Figure collection entries:
↓↓↓

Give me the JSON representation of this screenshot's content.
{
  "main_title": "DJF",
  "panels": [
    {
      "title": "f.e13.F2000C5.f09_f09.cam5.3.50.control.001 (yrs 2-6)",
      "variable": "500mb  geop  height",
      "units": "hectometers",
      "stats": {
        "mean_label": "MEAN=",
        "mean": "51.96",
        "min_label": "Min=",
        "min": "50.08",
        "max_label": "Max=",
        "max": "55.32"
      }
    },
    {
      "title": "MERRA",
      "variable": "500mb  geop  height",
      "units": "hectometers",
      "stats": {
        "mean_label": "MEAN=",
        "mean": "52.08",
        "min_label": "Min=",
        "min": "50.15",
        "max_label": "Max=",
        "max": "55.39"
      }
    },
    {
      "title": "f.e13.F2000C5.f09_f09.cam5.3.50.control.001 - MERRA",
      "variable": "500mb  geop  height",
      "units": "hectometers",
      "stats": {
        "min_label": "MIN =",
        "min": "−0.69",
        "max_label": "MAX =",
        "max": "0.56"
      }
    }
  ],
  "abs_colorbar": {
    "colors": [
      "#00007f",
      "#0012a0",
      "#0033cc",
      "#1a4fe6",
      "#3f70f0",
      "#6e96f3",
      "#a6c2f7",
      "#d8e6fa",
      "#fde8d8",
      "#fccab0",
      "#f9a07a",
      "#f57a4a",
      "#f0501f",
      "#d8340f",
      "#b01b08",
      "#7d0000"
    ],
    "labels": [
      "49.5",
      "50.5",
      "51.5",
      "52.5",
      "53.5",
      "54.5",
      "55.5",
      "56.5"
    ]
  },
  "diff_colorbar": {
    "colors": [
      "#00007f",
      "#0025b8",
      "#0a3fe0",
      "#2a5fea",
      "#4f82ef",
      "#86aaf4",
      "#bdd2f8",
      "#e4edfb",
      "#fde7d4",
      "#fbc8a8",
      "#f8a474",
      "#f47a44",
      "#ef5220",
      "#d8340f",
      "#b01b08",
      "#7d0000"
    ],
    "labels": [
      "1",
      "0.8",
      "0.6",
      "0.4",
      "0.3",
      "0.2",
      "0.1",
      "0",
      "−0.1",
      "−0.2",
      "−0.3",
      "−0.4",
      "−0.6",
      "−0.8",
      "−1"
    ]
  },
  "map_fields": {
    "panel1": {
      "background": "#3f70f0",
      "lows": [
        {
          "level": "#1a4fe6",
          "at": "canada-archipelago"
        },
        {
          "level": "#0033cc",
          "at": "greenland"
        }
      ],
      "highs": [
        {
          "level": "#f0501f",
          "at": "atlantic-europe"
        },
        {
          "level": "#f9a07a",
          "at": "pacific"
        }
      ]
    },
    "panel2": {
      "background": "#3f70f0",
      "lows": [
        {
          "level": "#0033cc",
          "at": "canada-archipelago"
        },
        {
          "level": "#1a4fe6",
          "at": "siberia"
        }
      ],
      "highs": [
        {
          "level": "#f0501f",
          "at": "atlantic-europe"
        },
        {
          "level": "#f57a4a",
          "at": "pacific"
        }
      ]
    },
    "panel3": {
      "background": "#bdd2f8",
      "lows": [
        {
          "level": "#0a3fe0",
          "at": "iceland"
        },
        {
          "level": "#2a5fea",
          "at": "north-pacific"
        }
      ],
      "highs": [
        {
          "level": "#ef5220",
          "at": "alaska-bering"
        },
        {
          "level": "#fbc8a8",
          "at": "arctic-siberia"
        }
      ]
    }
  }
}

↑↑↑

PROBLEM DETAILS — Give the complete listing a second time, exactly as it reads.

THE RESPONSE —
Give me the JSON representation of this screenshot's content.
{
  "main_title": "DJF",
  "panels": [
    {
      "title": "f.e13.F2000C5.f09_f09.cam5.3.50.control.001 (yrs 2-6)",
      "variable": "500mb  geop  height",
      "units": "hectometers",
      "stats": {
        "mean_label": "MEAN=",
        "mean": "51.96",
        "min_label": "Min=",
        "min": "50.08",
        "max_label": "Max=",
        "max": "55.32"
      }
    },
    {
      "title": "MERRA",
      "variable": "500mb  geop  height",
      "units": "hectometers",
      "stats": {
        "mean_label": "MEAN=",
        "mean": "52.08",
        "min_label": "Min=",
        "min": "50.15",
        "max_label": "Max=",
        "max": "55.39"
      }
    },
    {
      "title": "f.e13.F2000C5.f09_f09.cam5.3.50.control.001 - MERRA",
      "variable": "500mb  geop  height",
      "units": "hectometers",
      "stats": {
        "min_label": "MIN =",
        "min": "−0.69",
        "max_label": "MAX =",
        "max": "0.56"
      }
    }
  ],
  "abs_colorbar": {
    "colors": [
      "#00007f",
      "#0012a0",
      "#0033cc",
      "#1a4fe6",
      "#3f70f0",
      "#6e96f3",
      "#a6c2f7",
      "#d8e6fa",
      "#fde8d8",
      "#fccab0",
      "#f9a07a",
      "#f57a4a",
      "#f0501f",
      "#d8340f",
      "#b01b08",
      "#7d0000"
    ],
    "labels": [
      "49.5",
      "50.5",
      "51.5",
      "52.5",
      "53.5",
      "54.5",
      "55.5",
      "56.5"
    ]
  },
  "diff_colorbar": {
    "colors": [
      "#00007f",
      "#0025b8",
      "#0a3fe0",
      "#2a5fea",
      "#4f82ef",
      "#86aaf4",
      "#bdd2f8",
      "#e4edfb",
      "#fde7d4",
      "#fbc8a8",
      "#f8a474",
      "#f47a44",
      "#ef5220",
      "#d8340f",
      "#b01b08",
      "#7d0000"
    ],
    "labels": [
      "1",
      "0.8",
      "0.6",
      "0.4",
      "0.3",
      "0.2",
      "0.1",
      "0",
      "−0.1",
      "−0.2",
      "−0.3",
      "−0.4",
      "−0.6",
      "−0.8",
      "−1"
    ]
  },
  "map_fields": {
    "panel1": {
      "background": "#3f70f0",
      "lows": [
        {
          "level": "#1a4fe6",
          "at": "canada-archipelago"
        },
        {
          "level": "#0033cc",
          "at": "greenland"
        }
      ],
      "highs": [
        {
          "level": "#f0501f",
          "at": "atlantic-europe"
        },
        {
          "level": "#f9a07a",
          "at": "pacific"
        }
      ]
    },
    "panel2": {
      "background": "#3f70f0",
      "lows": [
        {
          "level": "#0033cc",
          "at": "canada-archipelago"
        },
        {
          "level": "#1a4fe6",
          "at": "siberia"
        }
      ],
      "highs": [
        {
          "level": "#f0501f",
          "at": "atlantic-europe"
        },
        {
          "level": "#f57a4a",
          "at": "pacific"
        }
      ]
    },
    "panel3": {
      "background": "#bdd2f8",
      "lows": [
        {
          "level": "#0a3fe0",
          "at": "iceland"
        },
        {
          "level": "#2a5fea",
          "at": "north-pacific"
        }
      ],
      "highs": [
        {
          "level": "#ef5220",
          "at": "alaska-bering"
        },
        {
          "level": "#fbc8a8",
          "at": "arctic-siberia"
        }
      ]
    }
  }
}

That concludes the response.